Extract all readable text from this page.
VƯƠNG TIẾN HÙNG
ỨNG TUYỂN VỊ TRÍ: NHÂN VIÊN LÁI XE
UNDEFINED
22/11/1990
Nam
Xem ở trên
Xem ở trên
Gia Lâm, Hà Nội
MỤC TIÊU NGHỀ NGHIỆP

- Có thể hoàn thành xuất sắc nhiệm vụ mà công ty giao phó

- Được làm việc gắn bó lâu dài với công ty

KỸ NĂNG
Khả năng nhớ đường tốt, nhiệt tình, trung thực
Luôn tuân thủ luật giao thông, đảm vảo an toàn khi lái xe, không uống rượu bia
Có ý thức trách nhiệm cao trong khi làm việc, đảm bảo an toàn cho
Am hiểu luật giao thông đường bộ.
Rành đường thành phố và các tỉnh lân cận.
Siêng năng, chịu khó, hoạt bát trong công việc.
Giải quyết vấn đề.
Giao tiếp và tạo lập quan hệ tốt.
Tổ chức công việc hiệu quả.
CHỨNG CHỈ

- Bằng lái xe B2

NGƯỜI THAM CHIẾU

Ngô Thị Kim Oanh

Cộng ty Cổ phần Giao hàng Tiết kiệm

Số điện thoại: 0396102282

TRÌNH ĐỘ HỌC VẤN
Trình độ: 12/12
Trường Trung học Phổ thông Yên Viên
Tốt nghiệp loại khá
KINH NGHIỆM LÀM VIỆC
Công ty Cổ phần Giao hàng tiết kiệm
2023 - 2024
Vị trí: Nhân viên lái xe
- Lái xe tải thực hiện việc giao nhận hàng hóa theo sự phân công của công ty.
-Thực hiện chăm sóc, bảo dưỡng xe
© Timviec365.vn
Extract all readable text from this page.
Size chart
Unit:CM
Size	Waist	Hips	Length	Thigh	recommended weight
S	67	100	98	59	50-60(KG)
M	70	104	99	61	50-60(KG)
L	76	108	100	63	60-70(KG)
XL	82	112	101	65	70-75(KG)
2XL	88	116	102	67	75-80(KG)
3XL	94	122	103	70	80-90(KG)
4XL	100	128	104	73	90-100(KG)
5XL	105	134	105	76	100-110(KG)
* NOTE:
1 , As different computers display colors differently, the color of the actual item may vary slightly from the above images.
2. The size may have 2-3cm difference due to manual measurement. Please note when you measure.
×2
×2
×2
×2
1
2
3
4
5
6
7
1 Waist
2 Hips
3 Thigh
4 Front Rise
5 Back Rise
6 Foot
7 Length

------------------------------------

• [GIVEN PROBLEM]: Count the lines that hold the string "đường" and state that number alone.

• [THE RESULT]: 3